#### [Exercise aim]
Extract every line of the material below and reproduce it faithfully.

#### [Input material]
## begin
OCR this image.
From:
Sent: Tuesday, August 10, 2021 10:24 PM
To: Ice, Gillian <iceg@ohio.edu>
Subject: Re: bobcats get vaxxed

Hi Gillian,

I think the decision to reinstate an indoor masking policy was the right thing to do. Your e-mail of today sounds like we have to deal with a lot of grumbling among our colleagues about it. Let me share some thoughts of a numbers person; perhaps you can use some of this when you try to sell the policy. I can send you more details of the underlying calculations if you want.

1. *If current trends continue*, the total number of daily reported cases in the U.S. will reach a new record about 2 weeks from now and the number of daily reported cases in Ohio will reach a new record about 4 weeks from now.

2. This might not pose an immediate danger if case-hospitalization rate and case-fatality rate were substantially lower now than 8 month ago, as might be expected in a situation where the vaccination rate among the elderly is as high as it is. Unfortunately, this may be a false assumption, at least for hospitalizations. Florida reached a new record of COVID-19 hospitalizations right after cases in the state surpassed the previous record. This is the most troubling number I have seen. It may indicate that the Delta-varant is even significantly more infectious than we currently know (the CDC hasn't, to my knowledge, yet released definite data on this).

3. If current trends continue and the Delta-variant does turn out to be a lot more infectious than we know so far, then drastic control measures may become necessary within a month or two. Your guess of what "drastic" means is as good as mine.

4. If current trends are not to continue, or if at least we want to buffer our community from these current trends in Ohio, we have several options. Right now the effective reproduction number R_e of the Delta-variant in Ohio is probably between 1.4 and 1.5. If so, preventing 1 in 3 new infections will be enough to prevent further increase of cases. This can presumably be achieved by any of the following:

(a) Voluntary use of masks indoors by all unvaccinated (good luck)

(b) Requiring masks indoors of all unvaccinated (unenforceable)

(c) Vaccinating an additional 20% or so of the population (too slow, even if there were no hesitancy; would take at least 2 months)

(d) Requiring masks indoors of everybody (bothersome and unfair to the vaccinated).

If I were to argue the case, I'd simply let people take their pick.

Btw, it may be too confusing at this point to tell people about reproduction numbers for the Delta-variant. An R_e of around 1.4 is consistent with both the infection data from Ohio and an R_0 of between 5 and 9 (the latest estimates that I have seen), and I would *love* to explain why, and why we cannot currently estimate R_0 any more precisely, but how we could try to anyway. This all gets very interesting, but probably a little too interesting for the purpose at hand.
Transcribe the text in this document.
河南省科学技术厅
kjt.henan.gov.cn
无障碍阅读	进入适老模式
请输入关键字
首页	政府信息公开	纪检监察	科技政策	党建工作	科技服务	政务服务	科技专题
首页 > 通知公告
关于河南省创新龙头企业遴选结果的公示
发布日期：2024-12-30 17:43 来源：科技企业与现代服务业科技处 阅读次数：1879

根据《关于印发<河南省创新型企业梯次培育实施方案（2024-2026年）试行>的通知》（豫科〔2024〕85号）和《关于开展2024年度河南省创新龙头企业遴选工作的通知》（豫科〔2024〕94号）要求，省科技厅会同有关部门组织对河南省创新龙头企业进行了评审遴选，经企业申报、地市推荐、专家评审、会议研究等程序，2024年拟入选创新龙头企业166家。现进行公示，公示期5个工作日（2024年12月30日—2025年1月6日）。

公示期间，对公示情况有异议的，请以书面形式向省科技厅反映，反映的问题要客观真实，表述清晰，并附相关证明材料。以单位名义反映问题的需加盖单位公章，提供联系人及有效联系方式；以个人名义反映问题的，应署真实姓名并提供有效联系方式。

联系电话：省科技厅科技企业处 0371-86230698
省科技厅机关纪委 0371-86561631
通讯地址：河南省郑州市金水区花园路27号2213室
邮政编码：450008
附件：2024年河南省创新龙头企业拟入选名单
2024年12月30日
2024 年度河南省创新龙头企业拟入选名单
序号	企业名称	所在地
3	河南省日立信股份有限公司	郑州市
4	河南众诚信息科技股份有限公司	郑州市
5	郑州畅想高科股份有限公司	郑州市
## end
#### [Expected output]
OCR this image.
From:
Sent: Tuesday, August 10, 2021 10:24 PM
To: Ice, Gillian <iceg@ohio.edu>
Subject: Re: bobcats get vaxxed

Hi Gillian,

I think the decision to reinstate an indoor masking policy was the right thing to do. Your e-mail of today sounds like we have to deal with a lot of grumbling among our colleagues about it. Let me share some thoughts of a numbers person; perhaps you can use some of this when you try to sell the policy. I can send you more details of the underlying calculations if you want.

1. *If current trends continue*, the total number of daily reported cases in the U.S. will reach a new record about 2 weeks from now and the number of daily reported cases in Ohio will reach a new record about 4 weeks from now.

2. This might not pose an immediate danger if case-hospitalization rate and case-fatality rate were substantially lower now than 8 month ago, as might be expected in a situation where the vaccination rate among the elderly is as high as it is. Unfortunately, this may be a false assumption, at least for hospitalizations. Florida reached a new record of COVID-19 hospitalizations right after cases in the state surpassed the previous record. This is the most troubling number I have seen. It may indicate that the Delta-varant is even significantly more infectious than we currently know (the CDC hasn't, to my knowledge, yet released definite data on this).

3. If current trends continue and the Delta-variant does turn out to be a lot more infectious than we know so far, then drastic control measures may become necessary within a month or two. Your guess of what "drastic" means is as good as mine.

4. If current trends are not to continue, or if at least we want to buffer our community from these current trends in Ohio, we have several options. Right now the effective reproduction number R_e of the Delta-variant in Ohio is probably between 1.4 and 1.5. If so, preventing 1 in 3 new infections will be enough to prevent further increase of cases. This can presumably be achieved by any of the following:

(a) Voluntary use of masks indoors by all unvaccinated (good luck)

(b) Requiring masks indoors of all unvaccinated (unenforceable)

(c) Vaccinating an additional 20% or so of the population (too slow, even if there were no hesitancy; would take at least 2 months)

(d) Requiring masks indoors of everybody (bothersome and unfair to the vaccinated).

If I were to argue the case, I'd simply let people take their pick.

Btw, it may be too confusing at this point to tell people about reproduction numbers for the Delta-variant. An R_e of around 1.4 is consistent with both the infection data from Ohio and an R_0 of between 5 and 9 (the latest estimates that I have seen), and I would *love* to explain why, and why we cannot currently estimate R_0 any more precisely, but how we could try to anyway. This all gets very interesting, but probably a little too interesting for the purpose at hand.
Transcribe the text in this document.
河南省科学技术厅
kjt.henan.gov.cn
无障碍阅读	进入适老模式
请输入关键字
首页	政府信息公开	纪检监察	科技政策	党建工作	科技服务	政务服务	科技专题
首页 > 通知公告
关于河南省创新龙头企业遴选结果的公示
发布日期：2024-12-30 17:43 来源：科技企业与现代服务业科技处 阅读次数：1879

根据《关于印发<河南省创新型企业梯次培育实施方案（2024-2026年）试行>的通知》（豫科〔2024〕85号）和《关于开展2024年度河南省创新龙头企业遴选工作的通知》（豫科〔2024〕94号）要求，省科技厅会同有关部门组织对河南省创新龙头企业进行了评审遴选，经企业申报、地市推荐、专家评审、会议研究等程序，2024年拟入选创新龙头企业166家。现进行公示，公示期5个工作日（2024年12月30日—2025年1月6日）。

公示期间，对公示情况有异议的，请以书面形式向省科技厅反映，反映的问题要客观真实，表述清晰，并附相关证明材料。以单位名义反映问题的需加盖单位公章，提供联系人及有效联系方式；以个人名义反映问题的，应署真实姓名并提供有效联系方式。

联系电话：省科技厅科技企业处 0371-86230698
省科技厅机关纪委 0371-86561631
通讯地址：河南省郑州市金水区花园路27号2213室
邮政编码：450008
附件：2024年河南省创新龙头企业拟入选名单
2024年12月30日
2024 年度河南省创新龙头企业拟入选名单
序号	企业名称	所在地
3	河南省日立信股份有限公司	郑州市
4	河南众诚信息科技股份有限公司	郑州市
5	郑州畅想高科股份有限公司	郑州市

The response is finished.